— start Information shown —
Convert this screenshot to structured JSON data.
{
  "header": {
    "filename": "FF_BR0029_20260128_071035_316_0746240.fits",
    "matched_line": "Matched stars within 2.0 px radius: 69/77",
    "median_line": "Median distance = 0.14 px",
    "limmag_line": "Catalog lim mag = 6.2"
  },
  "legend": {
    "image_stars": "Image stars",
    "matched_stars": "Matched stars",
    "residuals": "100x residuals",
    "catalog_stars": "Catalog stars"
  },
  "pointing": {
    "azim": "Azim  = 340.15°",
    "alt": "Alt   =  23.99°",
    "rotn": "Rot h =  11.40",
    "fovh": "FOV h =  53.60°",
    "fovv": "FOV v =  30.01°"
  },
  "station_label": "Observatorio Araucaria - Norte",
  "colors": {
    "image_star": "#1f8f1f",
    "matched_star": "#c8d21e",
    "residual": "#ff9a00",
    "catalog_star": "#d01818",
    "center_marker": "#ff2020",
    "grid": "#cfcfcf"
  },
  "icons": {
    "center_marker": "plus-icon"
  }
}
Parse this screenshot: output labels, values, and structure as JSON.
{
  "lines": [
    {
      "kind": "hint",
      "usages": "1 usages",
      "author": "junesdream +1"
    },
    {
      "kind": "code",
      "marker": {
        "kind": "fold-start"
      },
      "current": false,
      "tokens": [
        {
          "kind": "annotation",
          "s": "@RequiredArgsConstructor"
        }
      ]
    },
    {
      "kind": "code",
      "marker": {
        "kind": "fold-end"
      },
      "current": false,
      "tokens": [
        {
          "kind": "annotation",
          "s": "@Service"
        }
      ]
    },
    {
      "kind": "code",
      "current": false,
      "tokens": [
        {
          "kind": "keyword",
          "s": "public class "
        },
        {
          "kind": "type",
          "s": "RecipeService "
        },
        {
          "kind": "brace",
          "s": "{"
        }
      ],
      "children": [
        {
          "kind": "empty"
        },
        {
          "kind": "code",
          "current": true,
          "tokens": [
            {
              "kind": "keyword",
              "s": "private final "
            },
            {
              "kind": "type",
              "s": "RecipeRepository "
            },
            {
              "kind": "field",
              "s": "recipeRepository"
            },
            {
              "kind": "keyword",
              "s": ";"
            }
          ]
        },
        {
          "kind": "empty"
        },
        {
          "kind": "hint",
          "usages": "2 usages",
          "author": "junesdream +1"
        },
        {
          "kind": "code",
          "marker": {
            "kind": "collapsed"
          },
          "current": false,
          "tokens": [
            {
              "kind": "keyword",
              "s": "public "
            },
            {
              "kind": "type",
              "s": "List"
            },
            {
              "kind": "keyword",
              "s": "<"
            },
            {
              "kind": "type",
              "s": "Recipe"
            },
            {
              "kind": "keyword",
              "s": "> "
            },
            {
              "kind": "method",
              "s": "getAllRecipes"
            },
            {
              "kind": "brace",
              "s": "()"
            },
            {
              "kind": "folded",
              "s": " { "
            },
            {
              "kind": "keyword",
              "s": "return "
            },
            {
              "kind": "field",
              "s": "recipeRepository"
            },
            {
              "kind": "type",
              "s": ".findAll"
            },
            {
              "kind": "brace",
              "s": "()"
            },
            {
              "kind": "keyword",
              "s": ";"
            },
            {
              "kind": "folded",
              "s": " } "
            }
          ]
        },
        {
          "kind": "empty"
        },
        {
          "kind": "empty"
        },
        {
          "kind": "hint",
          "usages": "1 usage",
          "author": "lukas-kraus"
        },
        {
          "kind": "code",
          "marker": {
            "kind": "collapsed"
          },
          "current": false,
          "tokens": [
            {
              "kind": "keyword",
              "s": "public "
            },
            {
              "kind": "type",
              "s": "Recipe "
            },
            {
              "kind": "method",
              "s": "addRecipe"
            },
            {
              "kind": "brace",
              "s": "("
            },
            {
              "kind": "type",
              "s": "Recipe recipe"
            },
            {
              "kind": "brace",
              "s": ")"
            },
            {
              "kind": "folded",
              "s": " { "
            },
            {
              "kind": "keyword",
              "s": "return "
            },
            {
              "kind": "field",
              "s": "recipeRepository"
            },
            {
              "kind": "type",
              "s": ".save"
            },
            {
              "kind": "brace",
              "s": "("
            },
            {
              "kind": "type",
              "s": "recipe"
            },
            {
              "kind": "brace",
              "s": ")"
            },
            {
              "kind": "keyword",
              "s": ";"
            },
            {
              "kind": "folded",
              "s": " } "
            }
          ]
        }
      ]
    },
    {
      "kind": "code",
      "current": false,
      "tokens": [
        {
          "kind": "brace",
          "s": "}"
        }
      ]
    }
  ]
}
— end Information shown —
▶ Goal of the exercise: Pick out the lines that contain "author" and copy them.

▶ The response:
      "author": "junesdream +1"
          "author": "junesdream +1"
          "author": "lukas-kraus"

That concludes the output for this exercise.